OBJECTIVE: List all lines of the data containing the word "towary".

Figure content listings
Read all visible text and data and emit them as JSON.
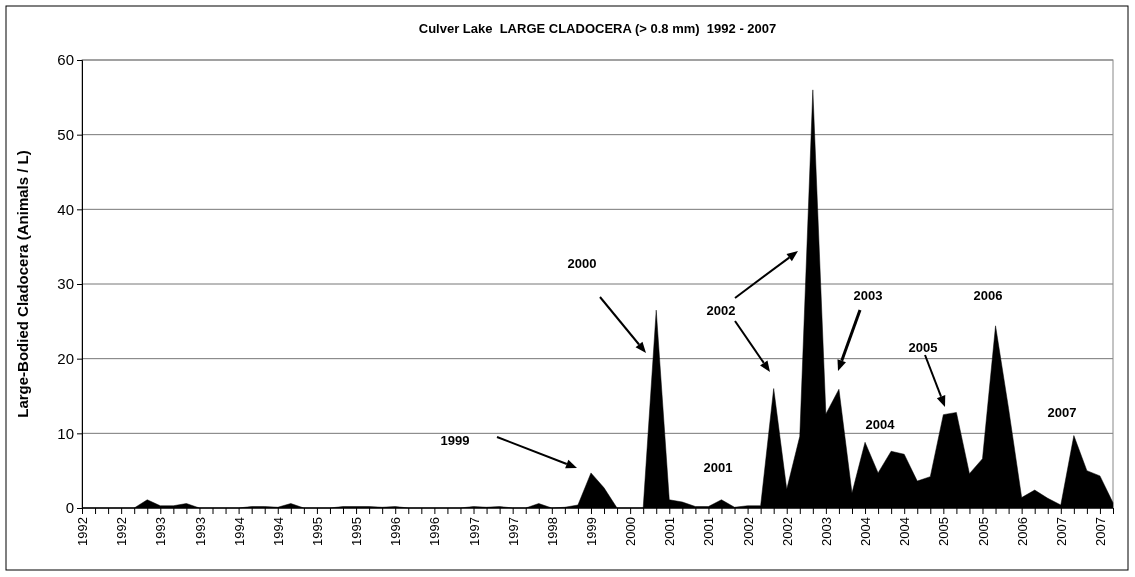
{
  "chart_data": {
    "type": "area",
    "title": "Culver Lake  LARGE CLADOCERA (> 0.8 mm)  1992 - 2007",
    "ylabel": "Large-Bodied Cladocera (Animals / L)",
    "categories": [
      "1992",
      null,
      null,
      "1992",
      null,
      null,
      "1993",
      null,
      null,
      "1993",
      null,
      null,
      "1994",
      null,
      null,
      "1994",
      null,
      null,
      "1995",
      null,
      null,
      "1995",
      null,
      null,
      "1996",
      null,
      null,
      "1996",
      null,
      null,
      "1997",
      null,
      null,
      "1997",
      null,
      null,
      "1998",
      null,
      null,
      "1999",
      null,
      null,
      "2000",
      null,
      null,
      "2001",
      null,
      null,
      "2001",
      null,
      null,
      "2002",
      null,
      null,
      "2002",
      null,
      null,
      "2003",
      null,
      null,
      "2004",
      null,
      null,
      "2004",
      null,
      null,
      "2005",
      null,
      null,
      "2005",
      null,
      null,
      "2006",
      null,
      null,
      "2007",
      null,
      null,
      "2007",
      null
    ],
    "series": [
      {
        "color": "#000000",
        "values": [
          0,
          0,
          0,
          0,
          0,
          1.1,
          0.3,
          0.3,
          0.6,
          0,
          0,
          0,
          0,
          0.2,
          0.2,
          0.1,
          0.6,
          0,
          0,
          0,
          0.2,
          0.2,
          0.2,
          0.1,
          0.2,
          0,
          0,
          0,
          0,
          0,
          0.2,
          0.1,
          0.2,
          0,
          0,
          0.6,
          0,
          0.1,
          0.4,
          4.7,
          2.7,
          0,
          0,
          0,
          26.5,
          1.1,
          0.8,
          0.2,
          0.2,
          1.1,
          0.1,
          0.3,
          0.3,
          16,
          2.5,
          9.6,
          56,
          12.6,
          15.9,
          2,
          8.8,
          4.7,
          7.6,
          7.2,
          3.6,
          4.2,
          12.5,
          12.8,
          4.6,
          6.6,
          24.4,
          13.3,
          1.4,
          2.4,
          1.3,
          0.4,
          9.7,
          5,
          4.3,
          0.7
        ]
      }
    ],
    "ylim": [
      0,
      60
    ],
    "yticks": [
      0,
      10,
      20,
      30,
      40,
      50,
      60
    ],
    "grid": "y",
    "annotations": [
      "2000",
      "1999",
      "2001",
      "2002",
      "2003",
      "2004",
      "2005",
      "2006",
      "2007"
    ]
  }
}
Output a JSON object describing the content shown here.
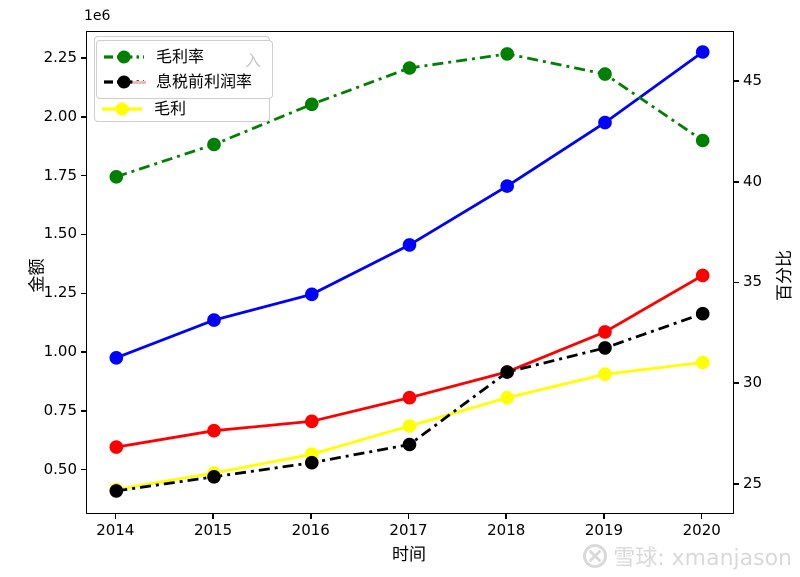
{
  "figure": {
    "watermark": {
      "logo_icon": "xueqiu-circle-x-logo",
      "text": "雪球: xmanjason",
      "color": "#d9d9d9"
    }
  },
  "chart_data": {
    "type": "line",
    "x": [
      2014,
      2015,
      2016,
      2017,
      2018,
      2019,
      2020
    ],
    "x_axis": {
      "label": "时间",
      "ticks": [
        "2014",
        "2015",
        "2016",
        "2017",
        "2018",
        "2019",
        "2020"
      ],
      "tick_values": [
        2014,
        2015,
        2016,
        2017,
        2018,
        2019,
        2020
      ],
      "range": [
        2013.7,
        2020.31
      ],
      "grid": false
    },
    "left_axis": {
      "label": "金额",
      "offset_text": "1e6",
      "unit_scale": 1000000,
      "ticks": [
        "0.50",
        "0.75",
        "1.00",
        "1.25",
        "1.50",
        "1.75",
        "2.00",
        "2.25"
      ],
      "tick_values": [
        0.5,
        0.75,
        1.0,
        1.25,
        1.5,
        1.75,
        2.0,
        2.25
      ],
      "range": [
        0.32,
        2.365
      ]
    },
    "right_axis": {
      "label": "百分比",
      "ticks": [
        "25",
        "30",
        "35",
        "40",
        "45"
      ],
      "tick_values": [
        25,
        30,
        35,
        40,
        45
      ],
      "range": [
        23.6,
        47.49
      ]
    },
    "series": [
      {
        "key": "blue-line",
        "legend_label": "",
        "axis": "left",
        "color": "#0000ff",
        "linestyle": "solid",
        "marker": "circle",
        "values": [
          0.98,
          1.14,
          1.25,
          1.46,
          1.71,
          1.98,
          2.28
        ]
      },
      {
        "key": "red-line",
        "legend_label": "",
        "axis": "left",
        "color": "#ff0000",
        "linestyle": "solid",
        "marker": "circle",
        "values": [
          0.6,
          0.67,
          0.71,
          0.81,
          0.92,
          1.09,
          1.33
        ]
      },
      {
        "key": "gross-profit",
        "legend_label": "毛利",
        "axis": "left",
        "color": "#ffff00",
        "linestyle": "solid",
        "marker": "circle",
        "values": [
          0.42,
          0.49,
          0.57,
          0.69,
          0.81,
          0.91,
          0.96
        ]
      },
      {
        "key": "gross-margin",
        "legend_label": "毛利率",
        "axis": "right",
        "color": "#008000",
        "linestyle": "dashdot",
        "marker": "circle",
        "values": [
          40.3,
          41.9,
          43.9,
          45.7,
          46.4,
          45.4,
          42.1
        ]
      },
      {
        "key": "ebit-margin",
        "legend_label": "息税前利润率",
        "axis": "right",
        "color": "#000000",
        "linestyle": "dashdot",
        "marker": "circle",
        "values": [
          24.7,
          25.4,
          26.1,
          27.0,
          30.6,
          31.8,
          33.5
        ]
      }
    ],
    "legend": {
      "position": "upper-left",
      "entries": [
        {
          "label": "毛利率",
          "color": "#008000",
          "linestyle": "dashdot"
        },
        {
          "label": "息税前利润率",
          "color": "#000000",
          "linestyle": "dashdot"
        },
        {
          "label": "毛利",
          "color": "#ffff00",
          "linestyle": "solid"
        }
      ],
      "ghost_text": "入"
    }
  }
}
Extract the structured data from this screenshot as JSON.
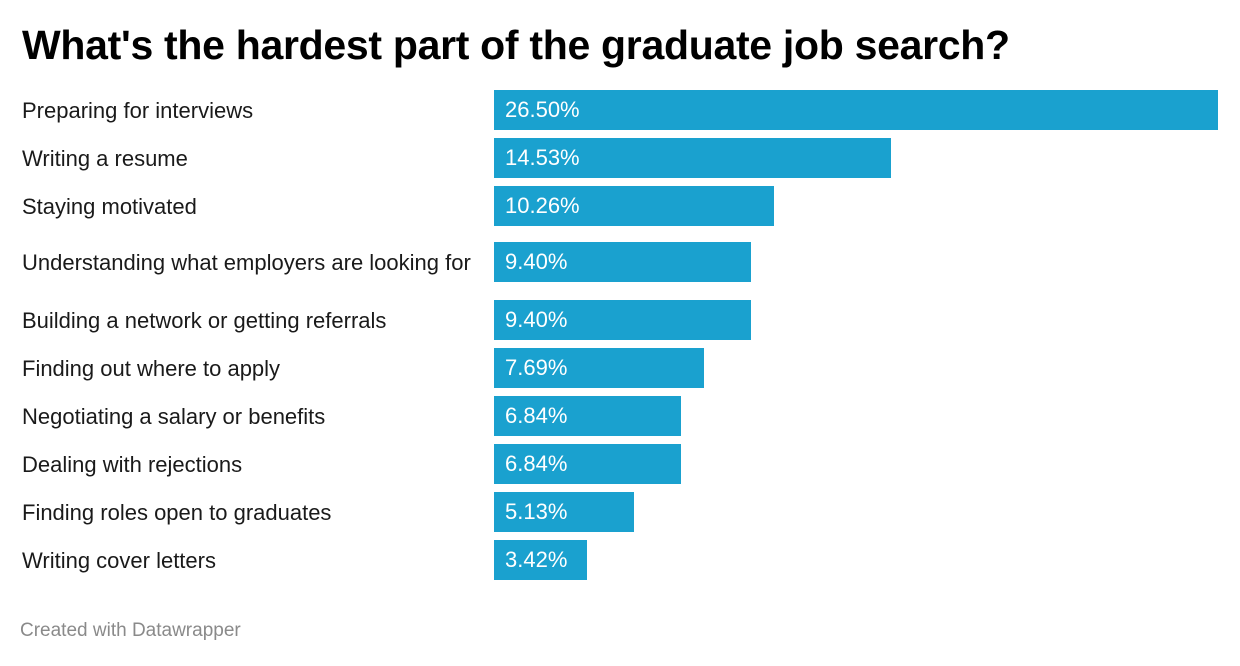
{
  "title": "What's the hardest part of the graduate job search?",
  "credit": "Created with Datawrapper",
  "colors": {
    "bar": "#1aa1cf",
    "value_text": "#ffffff",
    "title": "#000000",
    "credit": "#8a8a8a"
  },
  "chart_data": {
    "type": "bar",
    "orientation": "horizontal",
    "title": "What's the hardest part of the graduate job search?",
    "xlabel": "",
    "ylabel": "",
    "unit": "%",
    "xlim": [
      0,
      26.5
    ],
    "grid": false,
    "legend": "none",
    "categories": [
      "Preparing for interviews",
      "Writing a resume",
      "Staying motivated",
      "Understanding what employers are looking for",
      "Building a network or getting referrals",
      "Finding out where to apply",
      "Negotiating a salary or benefits",
      "Dealing with rejections",
      "Finding roles open to graduates",
      "Writing cover letters"
    ],
    "values": [
      26.5,
      14.53,
      10.26,
      9.4,
      9.4,
      7.69,
      6.84,
      6.84,
      5.13,
      3.42
    ],
    "value_labels": [
      "26.50%",
      "14.53%",
      "10.26%",
      "9.40%",
      "9.40%",
      "7.69%",
      "6.84%",
      "6.84%",
      "5.13%",
      "3.42%"
    ]
  }
}
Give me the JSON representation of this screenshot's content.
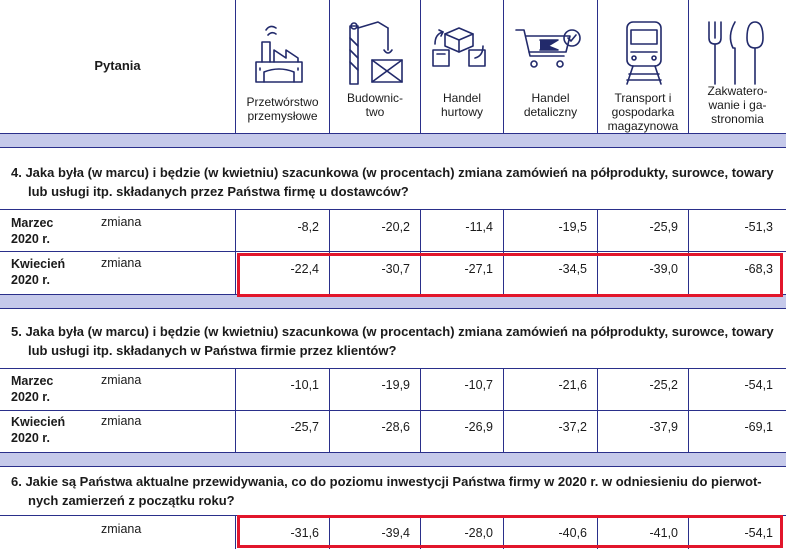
{
  "header": {
    "pytania_label": "Pytania",
    "columns": [
      {
        "label_lines": [
          "Przetwórstwo",
          "przemysłowe"
        ],
        "icon": "factory-icon"
      },
      {
        "label_lines": [
          "Budownic-",
          "two"
        ],
        "icon": "crane-icon"
      },
      {
        "label_lines": [
          "Handel",
          "hurtowy"
        ],
        "icon": "boxes-exchange-icon"
      },
      {
        "label_lines": [
          "Handel",
          "detaliczny"
        ],
        "icon": "shopping-cart-icon"
      },
      {
        "label_lines": [
          "Transport i",
          "gospodarka",
          "magazynowa"
        ],
        "icon": "train-icon"
      },
      {
        "label_lines": [
          "Zakwatero-",
          "wanie i ga-",
          "stronomia"
        ],
        "icon": "cutlery-icon"
      }
    ]
  },
  "questions": [
    {
      "line1": "4. Jaka była (w marcu) i będzie (w kwietniu) szacunkowa (w procentach) zmiana zamówień na półprodukty, surowce, towary",
      "line2": "lub usługi itp. składanych przez Państwa firmę u dostawców?",
      "rows": [
        {
          "label1": "Marzec",
          "label2": "2020 r.",
          "measure": "zmiana",
          "values": [
            "-8,2",
            "-20,2",
            "-11,4",
            "-19,5",
            "-25,9",
            "-51,3"
          ]
        },
        {
          "label1": "Kwiecień",
          "label2": "2020 r.",
          "measure": "zmiana",
          "values": [
            "-22,4",
            "-30,7",
            "-27,1",
            "-34,5",
            "-39,0",
            "-68,3"
          ]
        }
      ]
    },
    {
      "line1": "5. Jaka była (w marcu) i będzie (w kwietniu) szacunkowa (w procentach) zmiana zamówień na półprodukty, surowce, towary",
      "line2": "lub usługi itp. składanych w Państwa firmie przez klientów?",
      "rows": [
        {
          "label1": "Marzec",
          "label2": "2020 r.",
          "measure": "zmiana",
          "values": [
            "-10,1",
            "-19,9",
            "-10,7",
            "-21,6",
            "-25,2",
            "-54,1"
          ]
        },
        {
          "label1": "Kwiecień",
          "label2": "2020 r.",
          "measure": "zmiana",
          "values": [
            "-25,7",
            "-28,6",
            "-26,9",
            "-37,2",
            "-37,9",
            "-69,1"
          ]
        }
      ]
    },
    {
      "line1": "6. Jakie są Państwa aktualne przewidywania, co do poziomu inwestycji Państwa firmy w 2020 r. w odniesieniu do pierwot-",
      "line2": "nych zamierzeń z początku roku?",
      "rows": [
        {
          "label1": "",
          "label2": "",
          "measure": "zmiana",
          "values": [
            "-31,6",
            "-39,4",
            "-28,0",
            "-40,6",
            "-41,0",
            "-54,1"
          ]
        }
      ]
    }
  ]
}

EXPECTED OUTPUT:
      "line1": "4. Jaka była (w marcu) i będzie (w kwietniu) szacunkowa (w procentach) zmiana zamówień na półprodukty, surowce, towary",
      "line1": "5. Jaka była (w marcu) i będzie (w kwietniu) szacunkowa (w procentach) zmiana zamówień na półprodukty, surowce, towary",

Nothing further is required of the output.